[Task to complete]:
Copy each of the following entries line for line, without changing a single character.

* Begin Information shown *

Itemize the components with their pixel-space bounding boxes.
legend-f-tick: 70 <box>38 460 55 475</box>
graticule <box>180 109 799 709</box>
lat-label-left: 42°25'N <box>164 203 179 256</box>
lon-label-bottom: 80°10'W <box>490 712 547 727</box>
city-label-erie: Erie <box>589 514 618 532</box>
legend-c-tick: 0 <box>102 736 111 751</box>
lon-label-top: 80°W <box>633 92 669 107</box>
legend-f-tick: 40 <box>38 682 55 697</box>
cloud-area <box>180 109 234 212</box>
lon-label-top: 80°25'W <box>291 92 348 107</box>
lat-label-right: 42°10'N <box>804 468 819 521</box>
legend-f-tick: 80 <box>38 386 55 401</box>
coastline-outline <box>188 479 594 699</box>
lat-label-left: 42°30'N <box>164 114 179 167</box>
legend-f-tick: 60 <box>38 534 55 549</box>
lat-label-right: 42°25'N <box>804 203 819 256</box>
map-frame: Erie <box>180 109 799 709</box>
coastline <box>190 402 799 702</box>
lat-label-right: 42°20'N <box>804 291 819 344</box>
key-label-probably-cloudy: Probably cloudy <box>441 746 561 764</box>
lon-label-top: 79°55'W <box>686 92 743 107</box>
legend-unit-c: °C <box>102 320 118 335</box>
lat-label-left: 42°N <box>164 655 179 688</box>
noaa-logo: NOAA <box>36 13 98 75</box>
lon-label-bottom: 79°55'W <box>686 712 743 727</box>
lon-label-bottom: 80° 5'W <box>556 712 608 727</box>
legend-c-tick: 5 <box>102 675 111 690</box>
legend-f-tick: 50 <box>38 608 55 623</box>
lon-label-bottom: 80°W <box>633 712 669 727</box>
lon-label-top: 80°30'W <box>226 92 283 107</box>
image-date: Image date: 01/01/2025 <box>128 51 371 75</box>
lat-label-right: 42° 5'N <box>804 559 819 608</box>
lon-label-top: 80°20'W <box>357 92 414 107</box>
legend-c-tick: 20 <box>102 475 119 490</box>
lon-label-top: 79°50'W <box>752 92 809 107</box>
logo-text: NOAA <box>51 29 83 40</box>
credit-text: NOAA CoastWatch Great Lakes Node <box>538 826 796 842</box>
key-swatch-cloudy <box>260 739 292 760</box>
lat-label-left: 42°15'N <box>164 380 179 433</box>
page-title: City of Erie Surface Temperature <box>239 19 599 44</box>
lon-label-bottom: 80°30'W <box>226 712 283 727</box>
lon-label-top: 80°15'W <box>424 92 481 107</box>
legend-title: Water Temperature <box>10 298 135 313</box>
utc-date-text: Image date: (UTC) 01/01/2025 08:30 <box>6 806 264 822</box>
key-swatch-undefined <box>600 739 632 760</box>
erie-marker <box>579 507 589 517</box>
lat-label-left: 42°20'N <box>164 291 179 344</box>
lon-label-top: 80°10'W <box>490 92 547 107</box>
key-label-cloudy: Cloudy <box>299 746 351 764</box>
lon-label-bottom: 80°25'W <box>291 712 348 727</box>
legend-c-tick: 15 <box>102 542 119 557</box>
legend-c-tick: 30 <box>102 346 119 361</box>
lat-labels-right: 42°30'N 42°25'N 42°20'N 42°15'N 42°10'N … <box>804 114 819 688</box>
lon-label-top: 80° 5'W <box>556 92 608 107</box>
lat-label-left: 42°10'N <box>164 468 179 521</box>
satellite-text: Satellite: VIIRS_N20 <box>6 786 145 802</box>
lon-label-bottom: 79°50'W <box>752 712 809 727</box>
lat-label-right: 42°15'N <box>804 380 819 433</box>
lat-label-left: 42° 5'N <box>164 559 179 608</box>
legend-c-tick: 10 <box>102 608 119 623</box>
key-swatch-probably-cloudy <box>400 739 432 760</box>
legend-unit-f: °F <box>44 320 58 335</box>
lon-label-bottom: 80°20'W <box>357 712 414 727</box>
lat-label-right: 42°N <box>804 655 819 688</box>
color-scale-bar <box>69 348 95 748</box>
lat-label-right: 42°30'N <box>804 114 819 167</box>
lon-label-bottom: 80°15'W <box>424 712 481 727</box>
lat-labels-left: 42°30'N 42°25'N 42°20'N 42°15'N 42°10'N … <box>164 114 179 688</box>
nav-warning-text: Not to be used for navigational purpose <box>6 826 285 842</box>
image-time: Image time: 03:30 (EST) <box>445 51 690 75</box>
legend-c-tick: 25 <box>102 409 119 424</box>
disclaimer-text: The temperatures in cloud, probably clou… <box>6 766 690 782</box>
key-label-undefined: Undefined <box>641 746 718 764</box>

* End Information shown *

[Response]:
Itemize the components with their pixel-space bounding boxes.
legend-f-tick: 70 <box>38 460 55 475</box>
graticule <box>180 109 799 709</box>
lat-label-left: 42°25'N <box>164 203 179 256</box>
lon-label-bottom: 80°10'W <box>490 712 547 727</box>
city-label-erie: Erie <box>589 514 618 532</box>
legend-c-tick: 0 <box>102 736 111 751</box>
lon-label-top: 80°W <box>633 92 669 107</box>
legend-f-tick: 40 <box>38 682 55 697</box>
cloud-area <box>180 109 234 212</box>
lon-label-top: 80°25'W <box>291 92 348 107</box>
lat-label-right: 42°10'N <box>804 468 819 521</box>
legend-f-tick: 80 <box>38 386 55 401</box>
coastline-outline <box>188 479 594 699</box>
lat-label-left: 42°30'N <box>164 114 179 167</box>
legend-f-tick: 60 <box>38 534 55 549</box>
lat-label-right: 42°25'N <box>804 203 819 256</box>
map-frame: Erie <box>180 109 799 709</box>
coastline <box>190 402 799 702</box>
lat-label-right: 42°20'N <box>804 291 819 344</box>
key-label-probably-cloudy: Probably cloudy <box>441 746 561 764</box>
lon-label-top: 79°55'W <box>686 92 743 107</box>
legend-unit-c: °C <box>102 320 118 335</box>
lat-label-left: 42°N <box>164 655 179 688</box>
noaa-logo: NOAA <box>36 13 98 75</box>
lon-label-bottom: 79°55'W <box>686 712 743 727</box>
lon-label-bottom: 80° 5'W <box>556 712 608 727</box>
legend-c-tick: 5 <box>102 675 111 690</box>
legend-f-tick: 50 <box>38 608 55 623</box>
lon-label-bottom: 80°W <box>633 712 669 727</box>
lon-label-top: 80°30'W <box>226 92 283 107</box>
image-date: Image date: 01/01/2025 <box>128 51 371 75</box>
lat-label-right: 42° 5'N <box>804 559 819 608</box>
lon-label-top: 80°20'W <box>357 92 414 107</box>
legend-c-tick: 20 <box>102 475 119 490</box>
lon-label-top: 79°50'W <box>752 92 809 107</box>
logo-text: NOAA <box>51 29 83 40</box>
credit-text: NOAA CoastWatch Great Lakes Node <box>538 826 796 842</box>
key-swatch-cloudy <box>260 739 292 760</box>
lat-label-left: 42°15'N <box>164 380 179 433</box>
page-title: City of Erie Surface Temperature <box>239 19 599 44</box>
lon-label-bottom: 80°30'W <box>226 712 283 727</box>
lon-label-top: 80°15'W <box>424 92 481 107</box>
legend-title: Water Temperature <box>10 298 135 313</box>
utc-date-text: Image date: (UTC) 01/01/2025 08:30 <box>6 806 264 822</box>
key-swatch-undefined <box>600 739 632 760</box>
erie-marker <box>579 507 589 517</box>
lat-label-left: 42°20'N <box>164 291 179 344</box>
lon-label-top: 80°10'W <box>490 92 547 107</box>
key-label-cloudy: Cloudy <box>299 746 351 764</box>
lon-label-bottom: 80°25'W <box>291 712 348 727</box>
legend-c-tick: 15 <box>102 542 119 557</box>
legend-c-tick: 30 <box>102 346 119 361</box>
lat-labels-right: 42°30'N 42°25'N 42°20'N 42°15'N 42°10'N … <box>804 114 819 688</box>
lon-label-top: 80° 5'W <box>556 92 608 107</box>
lat-label-left: 42°10'N <box>164 468 179 521</box>
satellite-text: Satellite: VIIRS_N20 <box>6 786 145 802</box>
lon-label-bottom: 79°50'W <box>752 712 809 727</box>
lat-label-right: 42°15'N <box>804 380 819 433</box>
lat-label-left: 42° 5'N <box>164 559 179 608</box>
legend-c-tick: 10 <box>102 608 119 623</box>
key-swatch-probably-cloudy <box>400 739 432 760</box>
legend-unit-f: °F <box>44 320 58 335</box>
lon-label-bottom: 80°20'W <box>357 712 414 727</box>
lat-label-right: 42°N <box>804 655 819 688</box>
color-scale-bar <box>69 348 95 748</box>
lat-label-right: 42°30'N <box>804 114 819 167</box>
lon-label-bottom: 80°15'W <box>424 712 481 727</box>
lat-labels-left: 42°30'N 42°25'N 42°20'N 42°15'N 42°10'N … <box>164 114 179 688</box>
nav-warning-text: Not to be used for navigational purpose <box>6 826 285 842</box>
image-time: Image time: 03:30 (EST) <box>445 51 690 75</box>
legend-c-tick: 25 <box>102 409 119 424</box>
disclaimer-text: The temperatures in cloud, probably clou… <box>6 766 690 782</box>
key-label-undefined: Undefined <box>641 746 718 764</box>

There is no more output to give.